[Extracts from a graphics dataset]
Start

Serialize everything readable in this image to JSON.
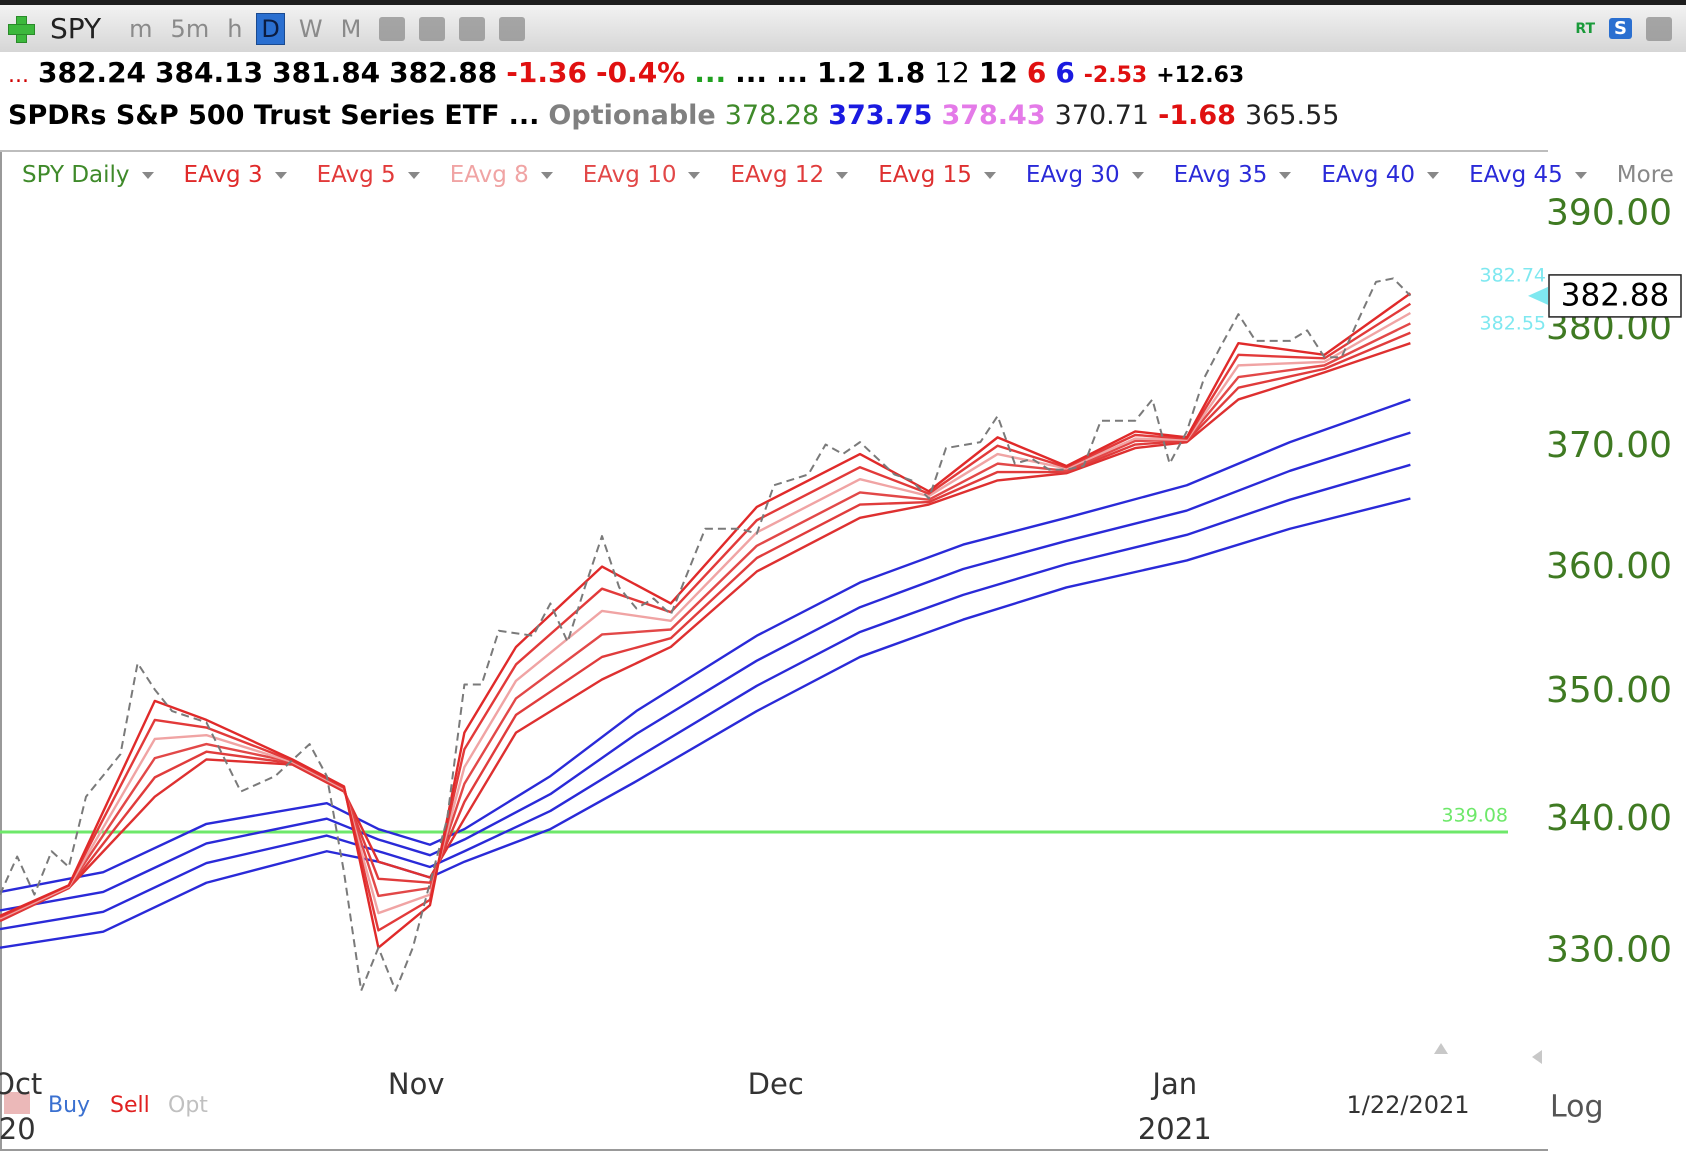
{
  "toolbar": {
    "symbol": "SPY",
    "timeframes": [
      "m",
      "5m",
      "h",
      "D",
      "W",
      "M"
    ],
    "selected": 3,
    "rt": "RT",
    "s": "S"
  },
  "quote_row": [
    {
      "text": "...",
      "color": "#d00000",
      "small": true
    },
    {
      "text": "382.24",
      "color": "#000000",
      "bold": true
    },
    {
      "text": "384.13",
      "color": "#000000",
      "bold": true
    },
    {
      "text": "381.84",
      "color": "#000000",
      "bold": true
    },
    {
      "text": "382.88",
      "color": "#000000",
      "bold": true
    },
    {
      "text": "-1.36",
      "color": "#e01010",
      "bold": true
    },
    {
      "text": "-0.4%",
      "color": "#e01010",
      "bold": true
    },
    {
      "text": "...",
      "color": "#20a020",
      "bold": true
    },
    {
      "text": "...",
      "color": "#000000",
      "bold": true
    },
    {
      "text": "...",
      "color": "#000000",
      "bold": true
    },
    {
      "text": "1.2",
      "color": "#000000",
      "bold": true
    },
    {
      "text": "1.8",
      "color": "#000000",
      "bold": true
    },
    {
      "text": "12",
      "color": "#000000"
    },
    {
      "text": "12",
      "color": "#000000",
      "bold": true
    },
    {
      "text": "6",
      "color": "#e01010",
      "bold": true
    },
    {
      "text": "6",
      "color": "#1a1ae0",
      "bold": true
    },
    {
      "text": "-2.53",
      "color": "#e01010",
      "bold": true,
      "small": true
    },
    {
      "text": "+12.63",
      "color": "#000000",
      "bold": true,
      "small": true
    }
  ],
  "info_row": [
    {
      "text": "SPDRs S&P 500 Trust Series ETF",
      "color": "#000000",
      "bold": true
    },
    {
      "text": "...",
      "color": "#000000",
      "bold": true
    },
    {
      "text": "Optionable",
      "color": "#808080",
      "bold": true
    },
    {
      "text": "378.28",
      "color": "#3f8a2a"
    },
    {
      "text": "373.75",
      "color": "#1a1ae0",
      "bold": true
    },
    {
      "text": "378.43",
      "color": "#e47ae8",
      "bold": true
    },
    {
      "text": "370.71",
      "color": "#222222"
    },
    {
      "text": "-1.68",
      "color": "#e01010",
      "bold": true
    },
    {
      "text": "365.55",
      "color": "#222222"
    }
  ],
  "chart_data": {
    "type": "line",
    "log_scale": true,
    "xlim": [
      0,
      90
    ],
    "ylim": [
      322,
      394.5
    ],
    "yticks": [
      {
        "value": 330,
        "label": "330.00"
      },
      {
        "value": 340,
        "label": "340.00"
      },
      {
        "value": 350,
        "label": "350.00"
      },
      {
        "value": 360,
        "label": "360.00"
      },
      {
        "value": 370,
        "label": "370.00"
      },
      {
        "value": 380,
        "label": "380.00"
      },
      {
        "value": 390,
        "label": "390.00"
      }
    ],
    "xticks": [
      {
        "value": 1,
        "label": "Oct"
      },
      {
        "value": 24.2,
        "label": "Nov"
      },
      {
        "value": 45.1,
        "label": "Dec"
      },
      {
        "value": 68.3,
        "label": "Jan"
      }
    ],
    "year_labels": [
      {
        "value": 1,
        "label": "20"
      },
      {
        "value": 68.3,
        "label": "2021"
      }
    ],
    "date_label": "1/22/2021",
    "legend_more": "More",
    "hline": {
      "value": 339.08,
      "color": "#6ee86a"
    },
    "last_price": 382.88,
    "upper_label": 382.74,
    "lower_label": 382.55,
    "marker_color": "#7fe8f0",
    "series": [
      {
        "name": "SPY Daily",
        "color": "#7a7a7a",
        "legend_color": "#3f8a2a",
        "dash": true,
        "x": [
          0,
          1,
          2,
          3,
          4,
          5,
          7,
          8,
          9,
          10,
          12,
          14,
          16,
          18,
          19,
          20,
          21,
          22,
          23,
          24,
          25,
          26,
          27,
          28,
          29,
          31,
          32,
          33,
          34,
          35,
          36,
          37,
          38,
          39,
          41,
          43,
          44,
          45,
          47,
          48,
          49,
          50,
          52,
          53,
          54,
          55,
          57,
          58,
          59,
          60,
          61,
          62,
          63,
          64,
          66,
          67,
          68,
          69,
          70,
          71,
          72,
          73,
          75,
          76,
          77,
          78,
          79,
          80,
          81,
          82
        ],
        "values": [
          334.3,
          337.2,
          334.3,
          337.6,
          336.4,
          341.8,
          345.1,
          352.3,
          350.2,
          348.5,
          347.6,
          342.2,
          343.4,
          345.9,
          343.4,
          336.0,
          327.1,
          330.3,
          327.1,
          330.3,
          335.2,
          340.1,
          350.6,
          350.6,
          354.9,
          354.5,
          357.1,
          354.0,
          358.4,
          362.6,
          358.4,
          356.7,
          357.5,
          356.2,
          363.2,
          363.2,
          362.8,
          366.8,
          367.7,
          370.2,
          369.4,
          370.4,
          367.7,
          367.2,
          365.7,
          369.9,
          370.4,
          372.6,
          368.6,
          369.0,
          368.1,
          368.1,
          368.4,
          372.2,
          372.2,
          374.0,
          368.6,
          371.3,
          375.8,
          378.6,
          381.3,
          379.0,
          379.0,
          379.9,
          377.6,
          377.6,
          380.9,
          384.1,
          384.4,
          382.9
        ]
      },
      {
        "name": "EAvg 3",
        "color": "#e02a2a",
        "x": [
          0,
          4,
          9,
          12,
          17,
          20,
          22,
          25,
          27,
          30,
          35,
          39,
          44,
          50,
          54,
          58,
          62,
          66,
          69,
          72,
          77,
          82
        ],
        "values": [
          332.7,
          335.0,
          349.3,
          347.8,
          344.7,
          342.6,
          330.3,
          333.5,
          346.8,
          353.6,
          360.1,
          357.1,
          365.0,
          369.4,
          366.3,
          370.8,
          368.4,
          371.3,
          370.8,
          378.8,
          377.8,
          383.1
        ]
      },
      {
        "name": "EAvg 5",
        "color": "#e23a3a",
        "x": [
          0,
          4,
          9,
          12,
          17,
          20,
          22,
          25,
          27,
          30,
          35,
          39,
          44,
          50,
          54,
          58,
          62,
          66,
          69,
          72,
          77,
          82
        ],
        "values": [
          332.6,
          335.0,
          347.8,
          347.2,
          344.6,
          342.5,
          331.6,
          333.9,
          345.5,
          352.2,
          358.3,
          356.4,
          363.9,
          368.3,
          366.1,
          370.1,
          368.3,
          371.0,
          370.7,
          377.8,
          377.5,
          382.2
        ]
      },
      {
        "name": "EAvg 8",
        "color": "#f0a4a4",
        "x": [
          0,
          4,
          9,
          12,
          17,
          20,
          22,
          25,
          27,
          30,
          35,
          39,
          44,
          50,
          54,
          58,
          62,
          66,
          69,
          72,
          77,
          82
        ],
        "values": [
          332.5,
          334.9,
          346.3,
          346.6,
          344.5,
          342.4,
          332.9,
          334.3,
          344.1,
          350.9,
          356.5,
          355.7,
          362.9,
          367.3,
          365.9,
          369.4,
          368.2,
          370.7,
          370.6,
          376.9,
          377.2,
          381.4
        ]
      },
      {
        "name": "EAvg 10",
        "color": "#e24848",
        "x": [
          0,
          4,
          9,
          12,
          17,
          20,
          22,
          25,
          27,
          30,
          35,
          39,
          44,
          50,
          54,
          58,
          62,
          66,
          69,
          72,
          77,
          82
        ],
        "values": [
          332.5,
          334.9,
          344.8,
          345.9,
          344.5,
          342.4,
          334.2,
          334.8,
          342.8,
          349.5,
          354.6,
          355.0,
          361.8,
          366.2,
          365.6,
          368.6,
          368.0,
          370.5,
          370.6,
          375.9,
          376.9,
          380.5
        ]
      },
      {
        "name": "EAvg 12",
        "color": "#e03c3c",
        "x": [
          0,
          4,
          9,
          12,
          17,
          20,
          22,
          25,
          27,
          30,
          35,
          39,
          44,
          50,
          54,
          58,
          62,
          66,
          69,
          72,
          77,
          82
        ],
        "values": [
          332.4,
          334.8,
          343.3,
          345.3,
          344.4,
          342.3,
          335.5,
          335.2,
          341.4,
          348.2,
          352.8,
          354.3,
          360.8,
          365.2,
          365.4,
          367.9,
          367.9,
          370.2,
          370.5,
          375.0,
          376.6,
          379.7
        ]
      },
      {
        "name": "EAvg 15",
        "color": "#de3030",
        "x": [
          0,
          4,
          9,
          12,
          17,
          20,
          22,
          25,
          27,
          30,
          35,
          39,
          44,
          50,
          54,
          58,
          62,
          66,
          69,
          72,
          77,
          82
        ],
        "values": [
          332.3,
          334.8,
          341.8,
          344.7,
          344.3,
          342.2,
          336.8,
          335.6,
          340.1,
          346.8,
          351.0,
          353.6,
          359.7,
          364.1,
          365.2,
          367.2,
          367.8,
          369.9,
          370.4,
          374.0,
          376.3,
          378.8
        ]
      },
      {
        "name": "EAvg 30",
        "color": "#2a2ad8",
        "x": [
          0,
          6,
          12,
          19,
          22,
          25,
          27,
          32,
          37,
          44,
          50,
          56,
          62,
          69,
          75,
          82
        ],
        "values": [
          334.5,
          336.0,
          339.7,
          341.3,
          339.3,
          338.1,
          339.3,
          343.4,
          348.5,
          354.5,
          358.8,
          361.9,
          364.1,
          366.8,
          370.4,
          374.0
        ]
      },
      {
        "name": "EAvg 35",
        "color": "#2a2ad8",
        "x": [
          0,
          6,
          12,
          19,
          22,
          25,
          27,
          32,
          37,
          44,
          50,
          56,
          62,
          69,
          75,
          82
        ],
        "values": [
          333.1,
          334.5,
          338.2,
          340.1,
          338.5,
          337.3,
          338.5,
          342.0,
          346.7,
          352.5,
          356.8,
          359.9,
          362.2,
          364.7,
          368.0,
          371.2
        ]
      },
      {
        "name": "EAvg 40",
        "color": "#2a2ad8",
        "x": [
          0,
          6,
          12,
          19,
          22,
          25,
          27,
          32,
          37,
          44,
          50,
          56,
          62,
          69,
          75,
          82
        ],
        "values": [
          331.7,
          333.0,
          336.7,
          338.8,
          337.6,
          336.4,
          337.6,
          340.7,
          344.8,
          350.5,
          354.8,
          357.8,
          360.3,
          362.7,
          365.6,
          368.5
        ]
      },
      {
        "name": "EAvg 45",
        "color": "#2a2ad8",
        "x": [
          0,
          6,
          12,
          19,
          22,
          25,
          27,
          32,
          37,
          44,
          50,
          56,
          62,
          69,
          75,
          82
        ],
        "values": [
          330.3,
          331.5,
          335.2,
          337.6,
          336.8,
          335.6,
          336.8,
          339.3,
          343.0,
          348.5,
          352.8,
          355.8,
          358.4,
          360.6,
          363.2,
          365.7
        ]
      }
    ]
  },
  "footer": {
    "buy": "Buy",
    "sell": "Sell",
    "opt": "Opt",
    "log": "Log"
  }
}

End

## What needs to be done
Which lines contain the word "name"? Copy each one.

## Response
        "name": "SPY Daily",
        "name": "EAvg 3",
        "name": "EAvg 5",
        "name": "EAvg 8",
        "name": "EAvg 10",
        "name": "EAvg 12",
        "name": "EAvg 15",
        "name": "EAvg 30",
        "name": "EAvg 35",
        "name": "EAvg 40",
        "name": "EAvg 45",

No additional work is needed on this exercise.